Return only the number of lines that hold "Output".

## Start

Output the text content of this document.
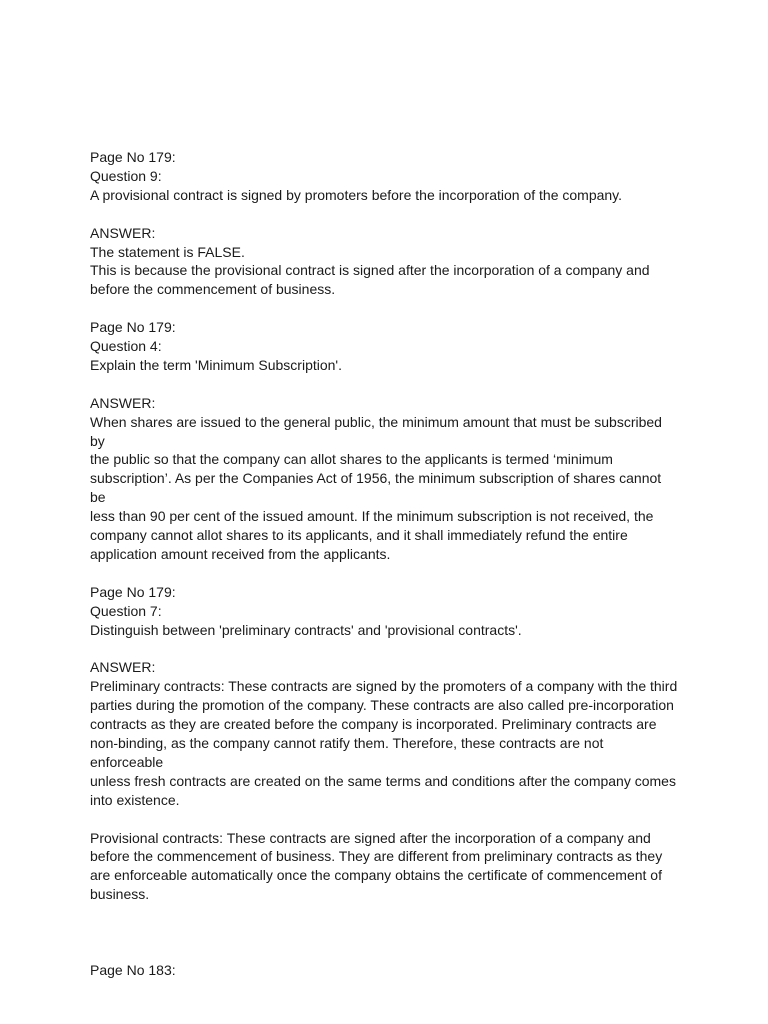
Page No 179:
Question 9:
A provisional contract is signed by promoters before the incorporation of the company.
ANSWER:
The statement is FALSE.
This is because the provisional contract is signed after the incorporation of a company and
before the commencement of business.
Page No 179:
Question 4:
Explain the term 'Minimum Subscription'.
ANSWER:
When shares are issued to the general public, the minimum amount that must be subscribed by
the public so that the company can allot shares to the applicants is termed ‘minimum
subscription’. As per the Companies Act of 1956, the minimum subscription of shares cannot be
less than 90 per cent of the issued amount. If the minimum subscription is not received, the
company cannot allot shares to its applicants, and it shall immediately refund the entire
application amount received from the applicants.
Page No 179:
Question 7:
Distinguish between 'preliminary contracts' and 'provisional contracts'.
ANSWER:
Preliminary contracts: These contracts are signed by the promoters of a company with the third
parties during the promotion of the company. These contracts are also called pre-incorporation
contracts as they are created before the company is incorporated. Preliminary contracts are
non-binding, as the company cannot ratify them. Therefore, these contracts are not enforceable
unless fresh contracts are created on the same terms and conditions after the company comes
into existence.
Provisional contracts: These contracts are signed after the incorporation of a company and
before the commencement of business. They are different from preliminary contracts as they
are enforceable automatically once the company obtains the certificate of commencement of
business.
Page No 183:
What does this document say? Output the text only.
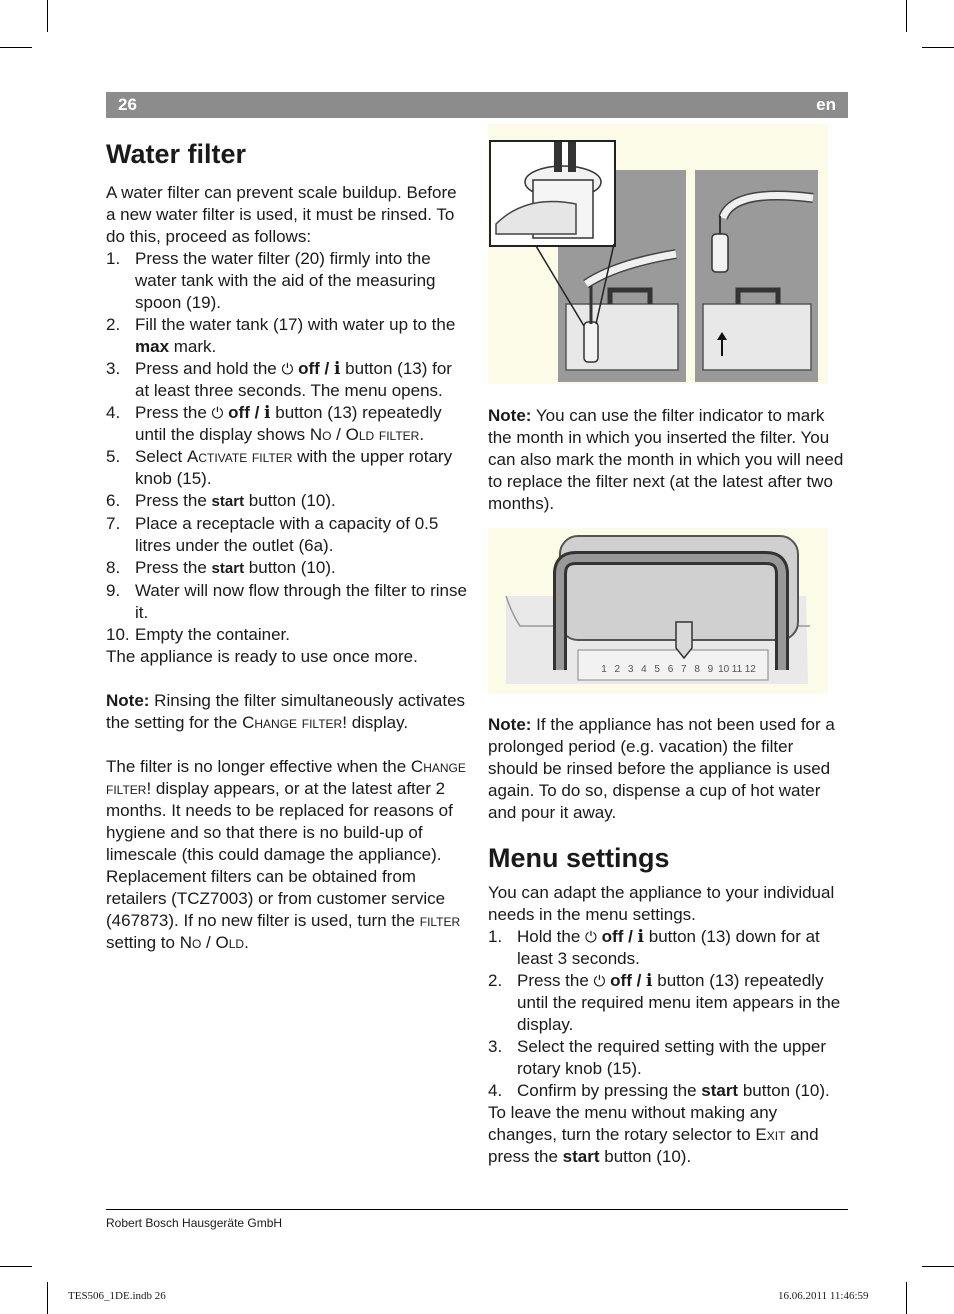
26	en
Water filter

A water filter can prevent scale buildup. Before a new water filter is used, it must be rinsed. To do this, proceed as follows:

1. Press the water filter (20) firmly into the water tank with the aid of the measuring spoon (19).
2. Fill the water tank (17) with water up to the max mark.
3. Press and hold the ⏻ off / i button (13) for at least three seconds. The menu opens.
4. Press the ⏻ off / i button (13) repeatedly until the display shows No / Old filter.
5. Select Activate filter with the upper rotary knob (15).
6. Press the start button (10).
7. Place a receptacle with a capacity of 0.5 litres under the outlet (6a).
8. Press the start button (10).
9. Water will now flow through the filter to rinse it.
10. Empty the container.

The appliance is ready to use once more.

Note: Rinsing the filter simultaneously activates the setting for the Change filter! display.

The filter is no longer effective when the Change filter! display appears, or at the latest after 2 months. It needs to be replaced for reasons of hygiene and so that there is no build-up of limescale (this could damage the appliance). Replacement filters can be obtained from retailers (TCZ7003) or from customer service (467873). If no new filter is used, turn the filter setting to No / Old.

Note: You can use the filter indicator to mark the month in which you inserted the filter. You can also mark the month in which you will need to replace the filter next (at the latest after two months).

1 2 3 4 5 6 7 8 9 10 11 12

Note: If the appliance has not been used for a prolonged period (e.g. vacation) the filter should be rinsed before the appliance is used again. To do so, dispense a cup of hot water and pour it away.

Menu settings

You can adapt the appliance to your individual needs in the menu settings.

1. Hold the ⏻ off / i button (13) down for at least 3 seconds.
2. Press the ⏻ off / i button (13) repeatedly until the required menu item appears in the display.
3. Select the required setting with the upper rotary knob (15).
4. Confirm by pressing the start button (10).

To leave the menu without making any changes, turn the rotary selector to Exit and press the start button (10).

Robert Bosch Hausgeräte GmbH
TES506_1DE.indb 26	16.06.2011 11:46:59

## End
## Start

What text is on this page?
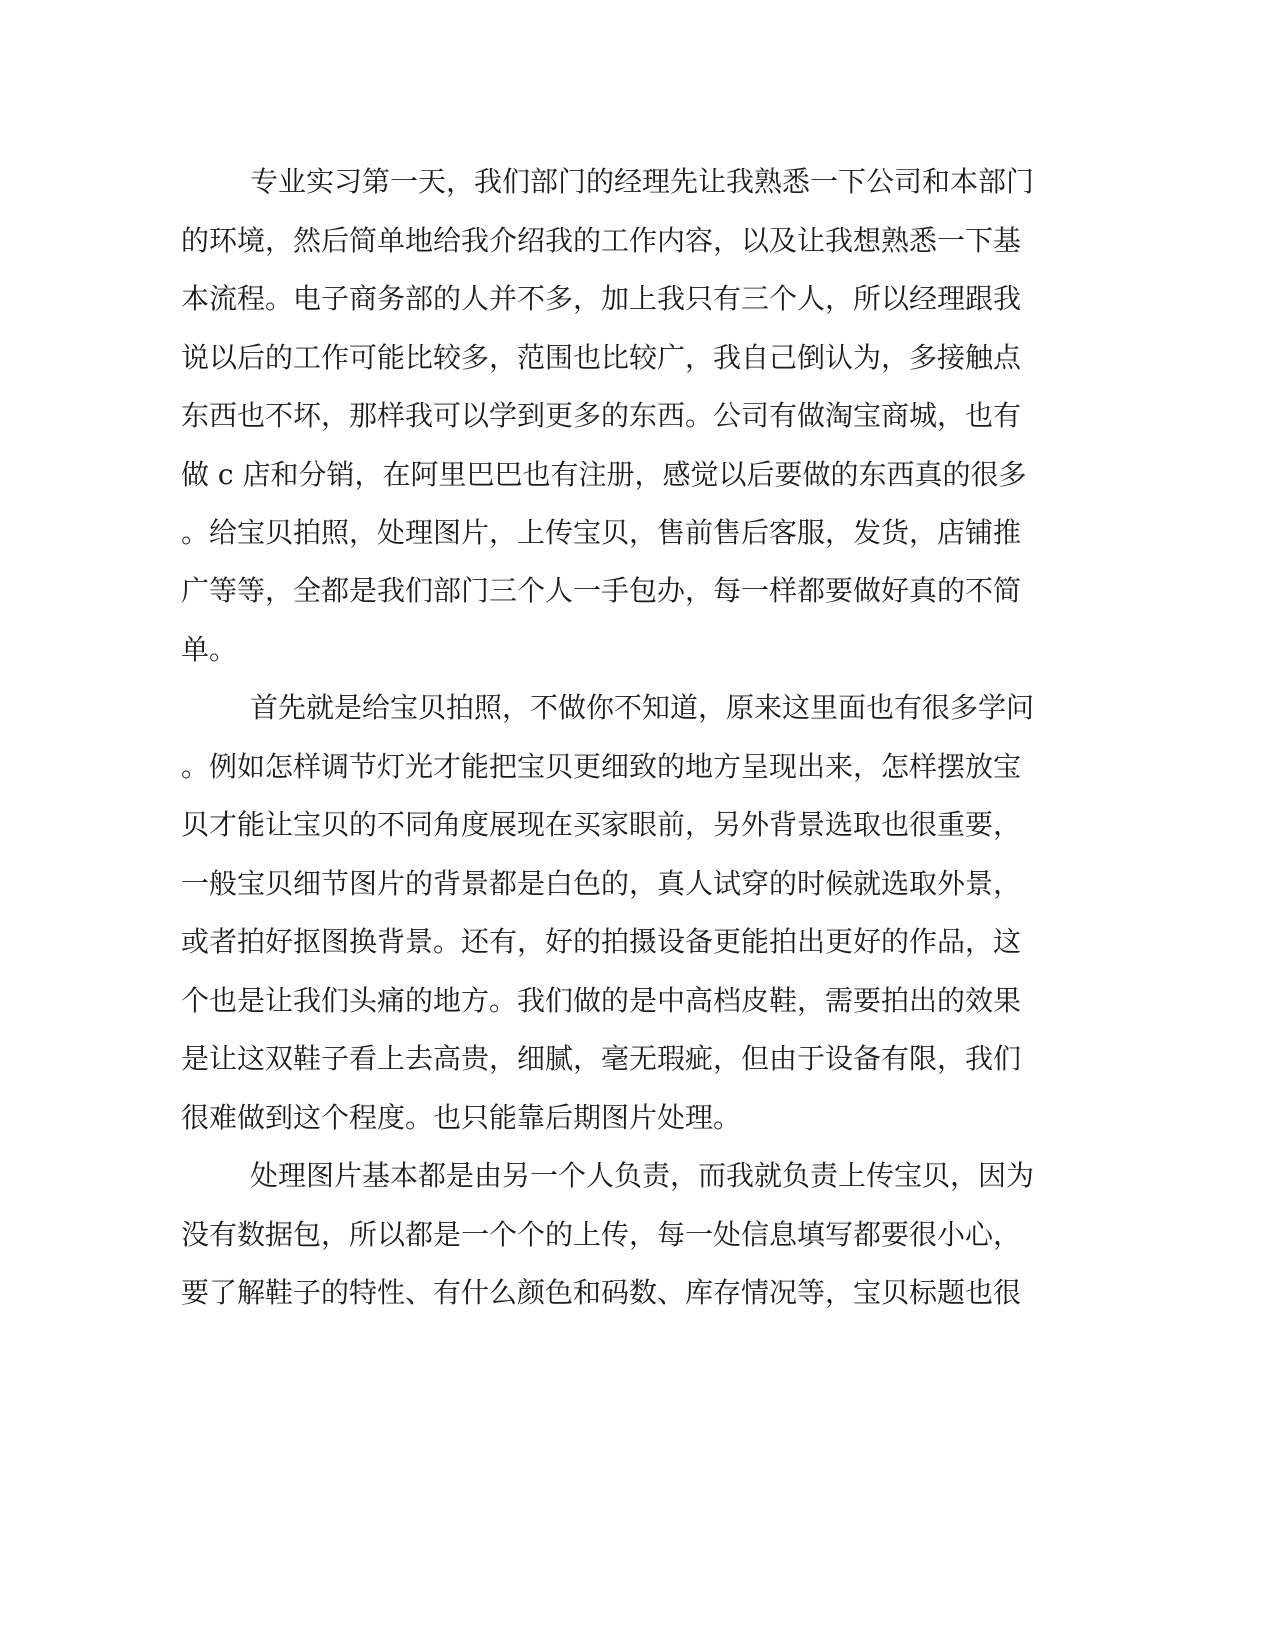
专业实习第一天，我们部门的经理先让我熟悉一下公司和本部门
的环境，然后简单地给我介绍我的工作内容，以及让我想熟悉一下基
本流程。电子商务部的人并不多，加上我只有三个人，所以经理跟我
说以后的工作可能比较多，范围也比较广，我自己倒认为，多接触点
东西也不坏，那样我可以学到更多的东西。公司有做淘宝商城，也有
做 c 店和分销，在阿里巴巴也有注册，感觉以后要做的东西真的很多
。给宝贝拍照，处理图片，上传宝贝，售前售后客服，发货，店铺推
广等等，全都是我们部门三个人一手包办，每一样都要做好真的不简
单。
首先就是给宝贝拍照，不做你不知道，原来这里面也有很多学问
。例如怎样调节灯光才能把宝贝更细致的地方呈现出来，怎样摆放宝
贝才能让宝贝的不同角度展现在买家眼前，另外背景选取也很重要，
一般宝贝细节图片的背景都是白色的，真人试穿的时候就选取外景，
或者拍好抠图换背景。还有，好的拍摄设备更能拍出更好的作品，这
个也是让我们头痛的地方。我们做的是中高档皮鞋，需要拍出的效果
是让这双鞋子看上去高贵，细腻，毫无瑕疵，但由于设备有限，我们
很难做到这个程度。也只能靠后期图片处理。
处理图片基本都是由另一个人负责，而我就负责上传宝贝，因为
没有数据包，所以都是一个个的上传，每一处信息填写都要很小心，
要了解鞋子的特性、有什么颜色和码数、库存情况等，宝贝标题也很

## End
## Start

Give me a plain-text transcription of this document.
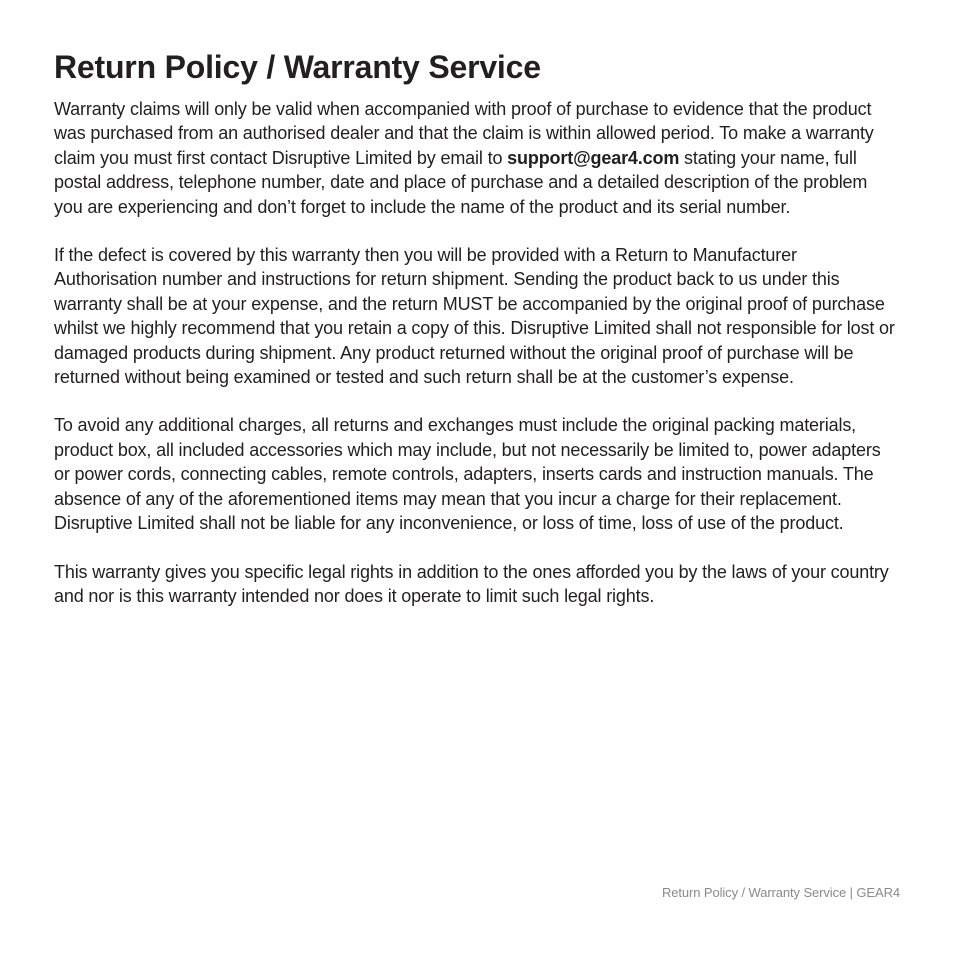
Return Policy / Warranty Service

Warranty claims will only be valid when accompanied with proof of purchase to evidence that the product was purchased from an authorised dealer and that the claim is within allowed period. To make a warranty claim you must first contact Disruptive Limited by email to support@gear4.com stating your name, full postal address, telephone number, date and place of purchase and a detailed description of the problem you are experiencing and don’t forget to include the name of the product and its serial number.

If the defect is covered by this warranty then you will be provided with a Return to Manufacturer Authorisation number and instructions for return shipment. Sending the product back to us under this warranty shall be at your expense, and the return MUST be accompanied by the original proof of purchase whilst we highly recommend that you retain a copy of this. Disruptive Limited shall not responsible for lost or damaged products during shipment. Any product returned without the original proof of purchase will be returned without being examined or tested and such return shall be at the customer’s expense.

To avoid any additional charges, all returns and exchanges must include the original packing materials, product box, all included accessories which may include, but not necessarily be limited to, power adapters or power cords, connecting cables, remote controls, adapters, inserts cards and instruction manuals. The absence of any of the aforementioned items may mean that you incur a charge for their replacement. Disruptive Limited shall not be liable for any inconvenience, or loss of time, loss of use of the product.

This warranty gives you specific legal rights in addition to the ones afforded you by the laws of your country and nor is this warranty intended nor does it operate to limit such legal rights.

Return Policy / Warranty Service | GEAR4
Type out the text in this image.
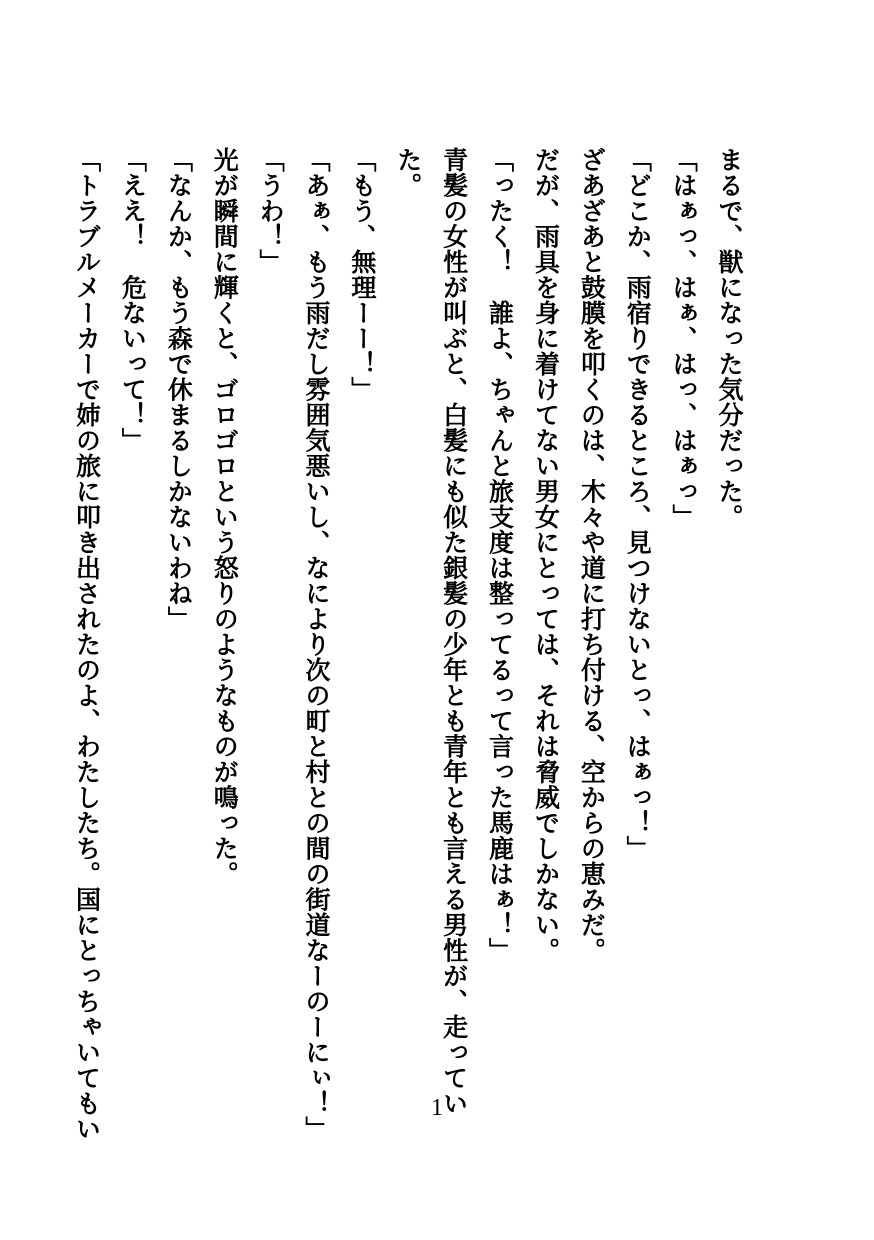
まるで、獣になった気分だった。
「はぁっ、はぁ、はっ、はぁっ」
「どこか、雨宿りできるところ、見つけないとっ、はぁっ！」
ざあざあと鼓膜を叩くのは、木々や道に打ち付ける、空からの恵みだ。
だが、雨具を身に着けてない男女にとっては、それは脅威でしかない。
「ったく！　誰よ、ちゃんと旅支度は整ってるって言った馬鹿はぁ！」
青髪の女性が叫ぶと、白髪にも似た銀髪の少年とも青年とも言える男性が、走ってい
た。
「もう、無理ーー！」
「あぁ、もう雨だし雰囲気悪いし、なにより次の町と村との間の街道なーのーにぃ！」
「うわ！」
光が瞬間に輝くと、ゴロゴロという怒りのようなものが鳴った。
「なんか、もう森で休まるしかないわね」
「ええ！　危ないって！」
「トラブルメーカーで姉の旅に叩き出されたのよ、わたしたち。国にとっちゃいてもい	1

## End

**RESULT FOR THIS EXERCISE:** 2